--- begin Stored rows ---

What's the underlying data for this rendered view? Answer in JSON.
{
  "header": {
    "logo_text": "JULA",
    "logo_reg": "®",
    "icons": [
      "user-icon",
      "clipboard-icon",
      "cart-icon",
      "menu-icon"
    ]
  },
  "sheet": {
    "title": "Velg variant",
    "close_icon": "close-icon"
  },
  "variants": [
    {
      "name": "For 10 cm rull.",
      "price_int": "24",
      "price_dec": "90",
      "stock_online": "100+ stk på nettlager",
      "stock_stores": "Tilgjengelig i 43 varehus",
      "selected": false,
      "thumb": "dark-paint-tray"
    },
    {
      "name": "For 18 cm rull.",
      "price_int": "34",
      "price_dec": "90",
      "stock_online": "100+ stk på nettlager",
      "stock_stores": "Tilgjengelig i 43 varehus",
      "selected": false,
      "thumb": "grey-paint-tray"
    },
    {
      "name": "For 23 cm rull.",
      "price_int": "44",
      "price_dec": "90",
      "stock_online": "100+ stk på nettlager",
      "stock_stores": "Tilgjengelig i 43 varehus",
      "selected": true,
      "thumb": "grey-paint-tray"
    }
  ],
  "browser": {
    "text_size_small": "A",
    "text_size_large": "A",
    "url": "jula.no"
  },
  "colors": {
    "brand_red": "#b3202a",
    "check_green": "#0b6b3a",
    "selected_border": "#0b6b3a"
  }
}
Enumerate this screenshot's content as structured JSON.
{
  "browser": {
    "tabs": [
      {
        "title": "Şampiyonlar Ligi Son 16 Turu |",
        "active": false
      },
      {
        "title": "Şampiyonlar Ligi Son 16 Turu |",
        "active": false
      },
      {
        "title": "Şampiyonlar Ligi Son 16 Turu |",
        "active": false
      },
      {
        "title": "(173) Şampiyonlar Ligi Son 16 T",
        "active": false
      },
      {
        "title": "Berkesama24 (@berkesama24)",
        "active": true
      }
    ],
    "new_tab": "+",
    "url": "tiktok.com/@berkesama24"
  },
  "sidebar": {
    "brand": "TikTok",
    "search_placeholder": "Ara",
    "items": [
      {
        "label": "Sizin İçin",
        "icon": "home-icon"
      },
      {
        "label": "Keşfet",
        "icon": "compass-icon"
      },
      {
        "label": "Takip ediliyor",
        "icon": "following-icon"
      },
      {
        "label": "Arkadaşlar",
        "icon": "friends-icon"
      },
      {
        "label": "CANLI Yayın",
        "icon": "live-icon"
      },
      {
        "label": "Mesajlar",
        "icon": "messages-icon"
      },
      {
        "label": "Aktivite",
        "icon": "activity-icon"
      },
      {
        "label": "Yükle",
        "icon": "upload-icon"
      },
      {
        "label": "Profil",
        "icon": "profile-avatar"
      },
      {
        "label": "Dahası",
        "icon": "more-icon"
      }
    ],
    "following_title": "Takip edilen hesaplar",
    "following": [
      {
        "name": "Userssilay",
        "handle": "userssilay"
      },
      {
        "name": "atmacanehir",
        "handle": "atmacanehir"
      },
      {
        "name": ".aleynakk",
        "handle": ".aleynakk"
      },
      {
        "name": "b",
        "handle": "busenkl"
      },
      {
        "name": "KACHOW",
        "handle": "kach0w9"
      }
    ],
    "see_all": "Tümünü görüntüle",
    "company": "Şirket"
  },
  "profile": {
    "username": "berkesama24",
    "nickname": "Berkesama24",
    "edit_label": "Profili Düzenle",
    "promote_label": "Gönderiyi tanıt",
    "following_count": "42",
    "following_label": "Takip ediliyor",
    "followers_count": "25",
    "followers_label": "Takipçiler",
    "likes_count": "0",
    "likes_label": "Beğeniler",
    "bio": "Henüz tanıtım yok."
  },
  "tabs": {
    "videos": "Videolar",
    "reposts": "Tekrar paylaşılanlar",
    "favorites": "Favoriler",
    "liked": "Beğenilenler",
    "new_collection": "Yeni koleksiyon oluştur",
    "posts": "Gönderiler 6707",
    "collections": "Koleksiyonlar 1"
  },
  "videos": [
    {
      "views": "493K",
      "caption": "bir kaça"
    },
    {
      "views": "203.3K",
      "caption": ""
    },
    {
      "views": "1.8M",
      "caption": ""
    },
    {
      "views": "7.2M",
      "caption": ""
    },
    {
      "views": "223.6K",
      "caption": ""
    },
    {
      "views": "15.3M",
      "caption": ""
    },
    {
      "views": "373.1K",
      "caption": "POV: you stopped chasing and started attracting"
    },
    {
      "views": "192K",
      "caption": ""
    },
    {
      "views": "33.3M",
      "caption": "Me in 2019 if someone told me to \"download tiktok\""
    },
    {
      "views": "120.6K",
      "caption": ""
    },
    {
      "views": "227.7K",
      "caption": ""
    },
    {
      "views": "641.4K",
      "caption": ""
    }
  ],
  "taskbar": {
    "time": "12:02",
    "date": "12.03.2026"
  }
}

--- end Stored rows ---

Please restate the records in full, word for word.

What's the underlying data for this rendered view? Answer in JSON.
{
  "header": {
    "logo_text": "JULA",
    "logo_reg": "®",
    "icons": [
      "user-icon",
      "clipboard-icon",
      "cart-icon",
      "menu-icon"
    ]
  },
  "sheet": {
    "title": "Velg variant",
    "close_icon": "close-icon"
  },
  "variants": [
    {
      "name": "For 10 cm rull.",
      "price_int": "24",
      "price_dec": "90",
      "stock_online": "100+ stk på nettlager",
      "stock_stores": "Tilgjengelig i 43 varehus",
      "selected": false,
      "thumb": "dark-paint-tray"
    },
    {
      "name": "For 18 cm rull.",
      "price_int": "34",
      "price_dec": "90",
      "stock_online": "100+ stk på nettlager",
      "stock_stores": "Tilgjengelig i 43 varehus",
      "selected": false,
      "thumb": "grey-paint-tray"
    },
    {
      "name": "For 23 cm rull.",
      "price_int": "44",
      "price_dec": "90",
      "stock_online": "100+ stk på nettlager",
      "stock_stores": "Tilgjengelig i 43 varehus",
      "selected": true,
      "thumb": "grey-paint-tray"
    }
  ],
  "browser": {
    "text_size_small": "A",
    "text_size_large": "A",
    "url": "jula.no"
  },
  "colors": {
    "brand_red": "#b3202a",
    "check_green": "#0b6b3a",
    "selected_border": "#0b6b3a"
  }
}
Enumerate this screenshot's content as structured JSON.
{
  "browser": {
    "tabs": [
      {
        "title": "Şampiyonlar Ligi Son 16 Turu |",
        "active": false
      },
      {
        "title": "Şampiyonlar Ligi Son 16 Turu |",
        "active": false
      },
      {
        "title": "Şampiyonlar Ligi Son 16 Turu |",
        "active": false
      },
      {
        "title": "(173) Şampiyonlar Ligi Son 16 T",
        "active": false
      },
      {
        "title": "Berkesama24 (@berkesama24)",
        "active": true
      }
    ],
    "new_tab": "+",
    "url": "tiktok.com/@berkesama24"
  },
  "sidebar": {
    "brand": "TikTok",
    "search_placeholder": "Ara",
    "items": [
      {
        "label": "Sizin İçin",
        "icon": "home-icon"
      },
      {
        "label": "Keşfet",
        "icon": "compass-icon"
      },
      {
        "label": "Takip ediliyor",
        "icon": "following-icon"
      },
      {
        "label": "Arkadaşlar",
        "icon": "friends-icon"
      },
      {
        "label": "CANLI Yayın",
        "icon": "live-icon"
      },
      {
        "label": "Mesajlar",
        "icon": "messages-icon"
      },
      {
        "label": "Aktivite",
        "icon": "activity-icon"
      },
      {
        "label": "Yükle",
        "icon": "upload-icon"
      },
      {
        "label": "Profil",
        "icon": "profile-avatar"
      },
      {
        "label": "Dahası",
        "icon": "more-icon"
      }
    ],
    "following_title": "Takip edilen hesaplar",
    "following": [
      {
        "name": "Userssilay",
        "handle": "userssilay"
      },
      {
        "name": "atmacanehir",
        "handle": "atmacanehir"
      },
      {
        "name": ".aleynakk",
        "handle": ".aleynakk"
      },
      {
        "name": "b",
        "handle": "busenkl"
      },
      {
        "name": "KACHOW",
        "handle": "kach0w9"
      }
    ],
    "see_all": "Tümünü görüntüle",
    "company": "Şirket"
  },
  "profile": {
    "username": "berkesama24",
    "nickname": "Berkesama24",
    "edit_label": "Profili Düzenle",
    "promote_label": "Gönderiyi tanıt",
    "following_count": "42",
    "following_label": "Takip ediliyor",
    "followers_count": "25",
    "followers_label": "Takipçiler",
    "likes_count": "0",
    "likes_label": "Beğeniler",
    "bio": "Henüz tanıtım yok."
  },
  "tabs": {
    "videos": "Videolar",
    "reposts": "Tekrar paylaşılanlar",
    "favorites": "Favoriler",
    "liked": "Beğenilenler",
    "new_collection": "Yeni koleksiyon oluştur",
    "posts": "Gönderiler 6707",
    "collections": "Koleksiyonlar 1"
  },
  "videos": [
    {
      "views": "493K",
      "caption": "bir kaça"
    },
    {
      "views": "203.3K",
      "caption": ""
    },
    {
      "views": "1.8M",
      "caption": ""
    },
    {
      "views": "7.2M",
      "caption": ""
    },
    {
      "views": "223.6K",
      "caption": ""
    },
    {
      "views": "15.3M",
      "caption": ""
    },
    {
      "views": "373.1K",
      "caption": "POV: you stopped chasing and started attracting"
    },
    {
      "views": "192K",
      "caption": ""
    },
    {
      "views": "33.3M",
      "caption": "Me in 2019 if someone told me to \"download tiktok\""
    },
    {
      "views": "120.6K",
      "caption": ""
    },
    {
      "views": "227.7K",
      "caption": ""
    },
    {
      "views": "641.4K",
      "caption": ""
    }
  ],
  "taskbar": {
    "time": "12:02",
    "date": "12.03.2026"
  }
}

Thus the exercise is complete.